▸ **Aim of the task**: Render every entry exactly as it appears.

[Rows from a figure dataset]
☆ ☆ ☆ ☆ ☆

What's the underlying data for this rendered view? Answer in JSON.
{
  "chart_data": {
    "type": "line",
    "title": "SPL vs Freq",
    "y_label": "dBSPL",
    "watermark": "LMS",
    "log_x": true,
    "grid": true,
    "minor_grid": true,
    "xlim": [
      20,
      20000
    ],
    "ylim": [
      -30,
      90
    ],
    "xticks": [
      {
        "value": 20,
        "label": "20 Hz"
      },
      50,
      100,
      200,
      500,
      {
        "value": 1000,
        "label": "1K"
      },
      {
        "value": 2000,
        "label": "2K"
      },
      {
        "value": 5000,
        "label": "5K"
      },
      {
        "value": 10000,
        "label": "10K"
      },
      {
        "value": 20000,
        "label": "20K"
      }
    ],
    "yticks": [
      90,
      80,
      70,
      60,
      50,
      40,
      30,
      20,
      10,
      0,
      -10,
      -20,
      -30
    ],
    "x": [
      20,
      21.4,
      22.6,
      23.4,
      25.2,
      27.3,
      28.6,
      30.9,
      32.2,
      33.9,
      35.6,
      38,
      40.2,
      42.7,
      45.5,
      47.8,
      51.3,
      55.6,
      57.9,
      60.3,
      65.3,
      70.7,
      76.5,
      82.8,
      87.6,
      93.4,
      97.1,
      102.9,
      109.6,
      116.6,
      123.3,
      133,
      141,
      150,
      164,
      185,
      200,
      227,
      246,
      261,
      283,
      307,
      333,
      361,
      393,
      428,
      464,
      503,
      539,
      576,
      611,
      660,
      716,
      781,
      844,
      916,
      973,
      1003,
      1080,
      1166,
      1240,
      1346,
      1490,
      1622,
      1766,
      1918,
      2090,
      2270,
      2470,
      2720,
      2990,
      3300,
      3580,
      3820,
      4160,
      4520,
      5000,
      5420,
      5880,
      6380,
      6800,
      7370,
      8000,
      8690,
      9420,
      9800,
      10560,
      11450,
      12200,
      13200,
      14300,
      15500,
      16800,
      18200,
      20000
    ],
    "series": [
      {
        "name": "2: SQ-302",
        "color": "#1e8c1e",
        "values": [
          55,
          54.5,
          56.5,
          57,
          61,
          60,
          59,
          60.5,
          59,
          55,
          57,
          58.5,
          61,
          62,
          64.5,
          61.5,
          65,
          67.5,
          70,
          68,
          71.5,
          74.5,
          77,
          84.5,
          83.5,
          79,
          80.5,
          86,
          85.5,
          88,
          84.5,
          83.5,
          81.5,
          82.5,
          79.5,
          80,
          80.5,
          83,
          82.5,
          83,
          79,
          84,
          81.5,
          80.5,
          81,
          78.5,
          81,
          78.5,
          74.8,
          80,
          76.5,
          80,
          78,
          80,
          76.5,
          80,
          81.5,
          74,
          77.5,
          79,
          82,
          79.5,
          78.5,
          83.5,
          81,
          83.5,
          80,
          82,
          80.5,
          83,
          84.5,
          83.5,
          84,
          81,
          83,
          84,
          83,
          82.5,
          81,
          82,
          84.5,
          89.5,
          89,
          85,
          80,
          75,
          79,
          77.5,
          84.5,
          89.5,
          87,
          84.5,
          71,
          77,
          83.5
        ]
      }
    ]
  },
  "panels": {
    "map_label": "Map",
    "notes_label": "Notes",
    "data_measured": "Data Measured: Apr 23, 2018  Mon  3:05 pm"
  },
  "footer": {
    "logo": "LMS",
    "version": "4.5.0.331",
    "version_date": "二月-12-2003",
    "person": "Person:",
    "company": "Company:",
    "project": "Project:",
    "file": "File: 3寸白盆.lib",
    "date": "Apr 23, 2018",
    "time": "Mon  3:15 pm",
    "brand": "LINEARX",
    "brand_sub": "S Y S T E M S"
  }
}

☆ ☆ ☆ ☆ ☆

▸ **Written response**:
What's the underlying data for this rendered view? Answer in JSON.
{
  "chart_data": {
    "type": "line",
    "title": "SPL vs Freq",
    "y_label": "dBSPL",
    "watermark": "LMS",
    "log_x": true,
    "grid": true,
    "minor_grid": true,
    "xlim": [
      20,
      20000
    ],
    "ylim": [
      -30,
      90
    ],
    "xticks": [
      {
        "value": 20,
        "label": "20 Hz"
      },
      50,
      100,
      200,
      500,
      {
        "value": 1000,
        "label": "1K"
      },
      {
        "value": 2000,
        "label": "2K"
      },
      {
        "value": 5000,
        "label": "5K"
      },
      {
        "value": 10000,
        "label": "10K"
      },
      {
        "value": 20000,
        "label": "20K"
      }
    ],
    "yticks": [
      90,
      80,
      70,
      60,
      50,
      40,
      30,
      20,
      10,
      0,
      -10,
      -20,
      -30
    ],
    "x": [
      20,
      21.4,
      22.6,
      23.4,
      25.2,
      27.3,
      28.6,
      30.9,
      32.2,
      33.9,
      35.6,
      38,
      40.2,
      42.7,
      45.5,
      47.8,
      51.3,
      55.6,
      57.9,
      60.3,
      65.3,
      70.7,
      76.5,
      82.8,
      87.6,
      93.4,
      97.1,
      102.9,
      109.6,
      116.6,
      123.3,
      133,
      141,
      150,
      164,
      185,
      200,
      227,
      246,
      261,
      283,
      307,
      333,
      361,
      393,
      428,
      464,
      503,
      539,
      576,
      611,
      660,
      716,
      781,
      844,
      916,
      973,
      1003,
      1080,
      1166,
      1240,
      1346,
      1490,
      1622,
      1766,
      1918,
      2090,
      2270,
      2470,
      2720,
      2990,
      3300,
      3580,
      3820,
      4160,
      4520,
      5000,
      5420,
      5880,
      6380,
      6800,
      7370,
      8000,
      8690,
      9420,
      9800,
      10560,
      11450,
      12200,
      13200,
      14300,
      15500,
      16800,
      18200,
      20000
    ],
    "series": [
      {
        "name": "2: SQ-302",
        "color": "#1e8c1e",
        "values": [
          55,
          54.5,
          56.5,
          57,
          61,
          60,
          59,
          60.5,
          59,
          55,
          57,
          58.5,
          61,
          62,
          64.5,
          61.5,
          65,
          67.5,
          70,
          68,
          71.5,
          74.5,
          77,
          84.5,
          83.5,
          79,
          80.5,
          86,
          85.5,
          88,
          84.5,
          83.5,
          81.5,
          82.5,
          79.5,
          80,
          80.5,
          83,
          82.5,
          83,
          79,
          84,
          81.5,
          80.5,
          81,
          78.5,
          81,
          78.5,
          74.8,
          80,
          76.5,
          80,
          78,
          80,
          76.5,
          80,
          81.5,
          74,
          77.5,
          79,
          82,
          79.5,
          78.5,
          83.5,
          81,
          83.5,
          80,
          82,
          80.5,
          83,
          84.5,
          83.5,
          84,
          81,
          83,
          84,
          83,
          82.5,
          81,
          82,
          84.5,
          89.5,
          89,
          85,
          80,
          75,
          79,
          77.5,
          84.5,
          89.5,
          87,
          84.5,
          71,
          77,
          83.5
        ]
      }
    ]
  },
  "panels": {
    "map_label": "Map",
    "notes_label": "Notes",
    "data_measured": "Data Measured: Apr 23, 2018  Mon  3:05 pm"
  },
  "footer": {
    "logo": "LMS",
    "version": "4.5.0.331",
    "version_date": "二月-12-2003",
    "person": "Person:",
    "company": "Company:",
    "project": "Project:",
    "file": "File: 3寸白盆.lib",
    "date": "Apr 23, 2018",
    "time": "Mon  3:15 pm",
    "brand": "LINEARX",
    "brand_sub": "S Y S T E M S"
  }
}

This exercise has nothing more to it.